YOUR GOAL: Copy the following material line for line, with no changes.

# START OF EXERCISE INPUTS

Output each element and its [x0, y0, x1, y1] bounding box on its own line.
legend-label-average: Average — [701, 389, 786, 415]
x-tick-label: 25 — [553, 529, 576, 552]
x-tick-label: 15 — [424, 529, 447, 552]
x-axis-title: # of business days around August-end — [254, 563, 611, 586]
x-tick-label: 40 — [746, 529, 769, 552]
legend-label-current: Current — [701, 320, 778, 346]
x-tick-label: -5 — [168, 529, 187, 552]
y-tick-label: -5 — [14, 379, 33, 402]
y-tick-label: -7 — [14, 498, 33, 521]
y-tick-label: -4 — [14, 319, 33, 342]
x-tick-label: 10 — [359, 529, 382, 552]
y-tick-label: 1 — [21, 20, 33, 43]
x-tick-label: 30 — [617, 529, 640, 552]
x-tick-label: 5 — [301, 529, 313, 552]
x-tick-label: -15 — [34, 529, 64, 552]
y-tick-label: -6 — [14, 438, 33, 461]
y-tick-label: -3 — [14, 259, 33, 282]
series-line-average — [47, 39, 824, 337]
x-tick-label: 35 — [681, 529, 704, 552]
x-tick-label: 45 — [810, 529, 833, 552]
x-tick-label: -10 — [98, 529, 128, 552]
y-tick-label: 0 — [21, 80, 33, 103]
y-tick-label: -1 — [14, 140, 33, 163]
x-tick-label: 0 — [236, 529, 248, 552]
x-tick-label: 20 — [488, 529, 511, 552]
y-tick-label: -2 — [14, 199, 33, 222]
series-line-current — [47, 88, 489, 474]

# END OF EXERCISE INPUTS

THE OUTPUT:
Output each element and its [x0, y0, x1, y1] bounding box on its own line.
legend-label-average: Average — [701, 389, 786, 415]
x-tick-label: 25 — [553, 529, 576, 552]
x-tick-label: 15 — [424, 529, 447, 552]
x-axis-title: # of business days around August-end — [254, 563, 611, 586]
x-tick-label: 40 — [746, 529, 769, 552]
legend-label-current: Current — [701, 320, 778, 346]
x-tick-label: -5 — [168, 529, 187, 552]
y-tick-label: -5 — [14, 379, 33, 402]
y-tick-label: -7 — [14, 498, 33, 521]
y-tick-label: -4 — [14, 319, 33, 342]
x-tick-label: 10 — [359, 529, 382, 552]
y-tick-label: 1 — [21, 20, 33, 43]
x-tick-label: 30 — [617, 529, 640, 552]
x-tick-label: 5 — [301, 529, 313, 552]
x-tick-label: -15 — [34, 529, 64, 552]
y-tick-label: -6 — [14, 438, 33, 461]
y-tick-label: -3 — [14, 259, 33, 282]
series-line-average — [47, 39, 824, 337]
x-tick-label: 35 — [681, 529, 704, 552]
x-tick-label: 45 — [810, 529, 833, 552]
x-tick-label: -10 — [98, 529, 128, 552]
y-tick-label: 0 — [21, 80, 33, 103]
y-tick-label: -1 — [14, 140, 33, 163]
x-tick-label: 0 — [236, 529, 248, 552]
x-tick-label: 20 — [488, 529, 511, 552]
y-tick-label: -2 — [14, 199, 33, 222]
series-line-current — [47, 88, 489, 474]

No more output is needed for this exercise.